Task directions:
Determine how many lines contain the string "Nurmijärven". Reply with that figure and nothing else.

Stored data entries:
-- begin --

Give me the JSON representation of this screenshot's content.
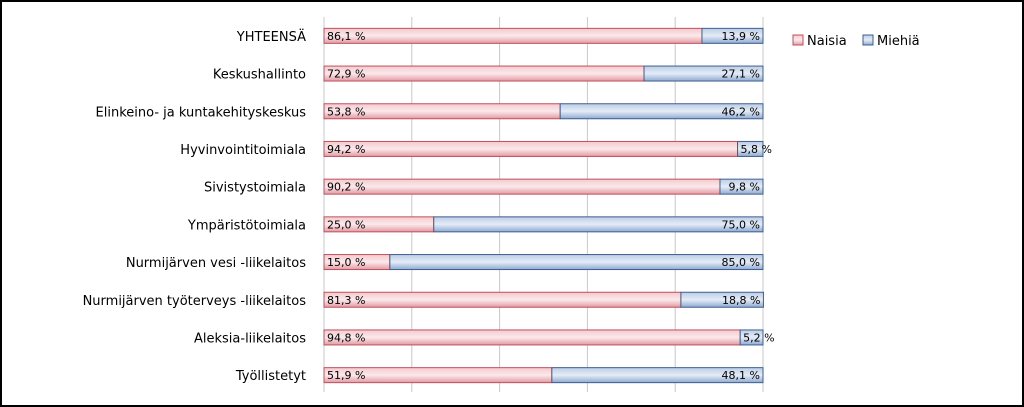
{
  "chart_data": {
    "type": "bar",
    "orientation": "horizontal",
    "stacked": true,
    "percent": true,
    "categories": [
      "YHTEENSÄ",
      "Keskushallinto",
      "Elinkeino- ja kuntakehityskeskus",
      "Hyvinvointitoimiala",
      "Sivistystoimiala",
      "Ympäristötoimiala",
      "Nurmijärven vesi -liikelaitos",
      "Nurmijärven työterveys -liikelaitos",
      "Aleksia-liikelaitos",
      "Työllistetyt"
    ],
    "series": [
      {
        "name": "Naisia",
        "color": "#e8a0a8",
        "values": [
          86.1,
          72.9,
          53.8,
          94.2,
          90.2,
          25.0,
          15.0,
          81.3,
          94.8,
          51.9
        ],
        "labels": [
          "86,1 %",
          "72,9 %",
          "53,8 %",
          "94,2 %",
          "90,2 %",
          "25,0 %",
          "15,0 %",
          "81,3 %",
          "94,8 %",
          "51,9 %"
        ]
      },
      {
        "name": "Miehiä",
        "color": "#9ab6da",
        "values": [
          13.9,
          27.1,
          46.2,
          5.8,
          9.8,
          75.0,
          85.0,
          18.8,
          5.2,
          48.1
        ],
        "labels": [
          "13,9 %",
          "27,1 %",
          "46,2 %",
          "5,8 %",
          "9,8 %",
          "75,0 %",
          "85,0 %",
          "18,8 %",
          "5,2 %",
          "48,1 %"
        ]
      }
    ],
    "xlim": [
      0,
      100
    ],
    "grid": true,
    "legend": "top-right"
  }
}
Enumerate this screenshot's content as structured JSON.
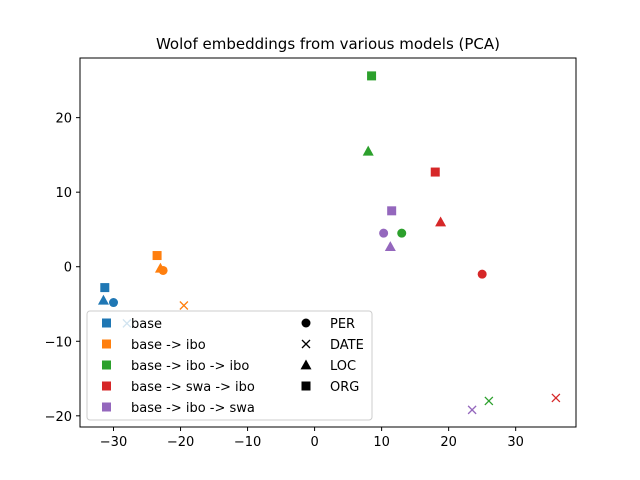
{
  "chart_data": {
    "type": "scatter",
    "title": "Wolof embeddings from various models (PCA)",
    "xlabel": "",
    "ylabel": "",
    "xlim": [
      -35,
      39
    ],
    "ylim": [
      -21.5,
      28
    ],
    "xticks": [
      -30,
      -20,
      -10,
      0,
      10,
      20,
      30
    ],
    "yticks": [
      -20,
      -10,
      0,
      10,
      20
    ],
    "tick_labels_x": [
      "−30",
      "−20",
      "−10",
      "0",
      "10",
      "20",
      "30"
    ],
    "tick_labels_y": [
      "−20",
      "−10",
      "0",
      "10",
      "20"
    ],
    "grid": false,
    "legend_placement": "lower-left",
    "series": [
      {
        "name": "base",
        "color": "#1f77b4",
        "points": {
          "PER": [
            -30.0,
            -4.8
          ],
          "DATE": [
            -28.0,
            -7.6
          ],
          "LOC": [
            -31.5,
            -4.5
          ],
          "ORG": [
            -31.3,
            -2.8
          ]
        }
      },
      {
        "name": "base -> ibo",
        "color": "#ff7f0e",
        "points": {
          "PER": [
            -22.6,
            -0.5
          ],
          "DATE": [
            -19.5,
            -5.2
          ],
          "LOC": [
            -23.0,
            -0.2
          ],
          "ORG": [
            -23.5,
            1.5
          ]
        }
      },
      {
        "name": "base -> ibo -> ibo",
        "color": "#2ca02c",
        "points": {
          "PER": [
            13.0,
            4.5
          ],
          "DATE": [
            26.0,
            -18.0
          ],
          "LOC": [
            8.0,
            15.5
          ],
          "ORG": [
            8.5,
            25.6
          ]
        }
      },
      {
        "name": "base -> swa -> ibo",
        "color": "#d62728",
        "points": {
          "PER": [
            25.0,
            -1.0
          ],
          "DATE": [
            36.0,
            -17.6
          ],
          "LOC": [
            18.8,
            6.0
          ],
          "ORG": [
            18.0,
            12.7
          ]
        }
      },
      {
        "name": "base -> ibo -> swa",
        "color": "#9467bd",
        "points": {
          "PER": [
            10.3,
            4.5
          ],
          "DATE": [
            23.5,
            -19.2
          ],
          "LOC": [
            11.3,
            2.7
          ],
          "ORG": [
            11.5,
            7.5
          ]
        }
      }
    ],
    "marker_legend": [
      {
        "name": "PER",
        "marker": "circle"
      },
      {
        "name": "DATE",
        "marker": "x"
      },
      {
        "name": "LOC",
        "marker": "triangle"
      },
      {
        "name": "ORG",
        "marker": "square"
      }
    ]
  }
}
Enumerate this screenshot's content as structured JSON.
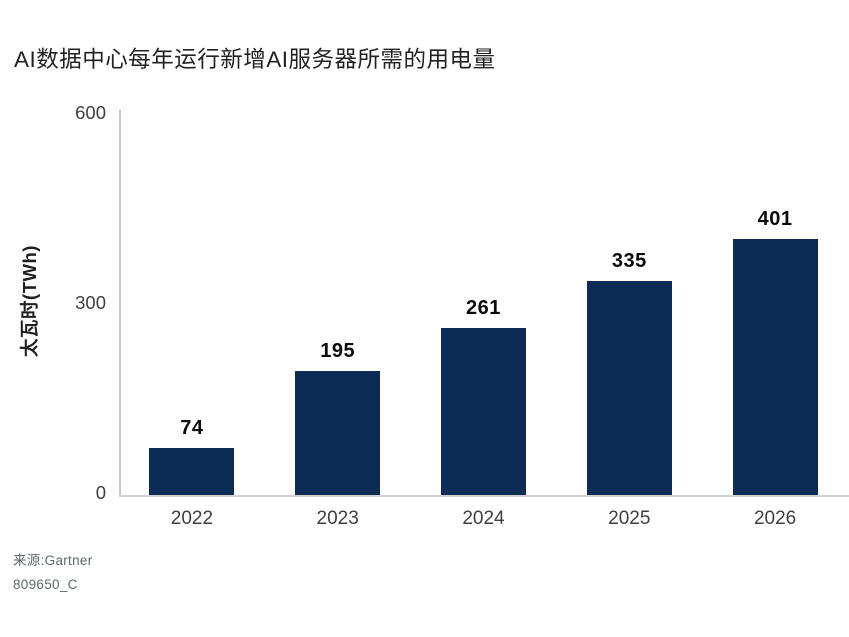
{
  "chart_data": {
    "type": "bar",
    "title": "AI数据中心每年运行新增AI服务器所需的用电量",
    "ylabel": "太瓦时(TWh)",
    "xlabel": "",
    "categories": [
      "2022",
      "2023",
      "2024",
      "2025",
      "2026"
    ],
    "values": [
      74,
      195,
      261,
      335,
      401
    ],
    "yticks": [
      0,
      300,
      600
    ],
    "ylim": [
      0,
      600
    ],
    "grid": false,
    "legend": false,
    "bar_color": "#0c2b55",
    "axis_line_color": "#c7c7c7",
    "source_line1": "来源:Gartner",
    "source_line2": "809650_C"
  }
}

-- end --

Final result:
2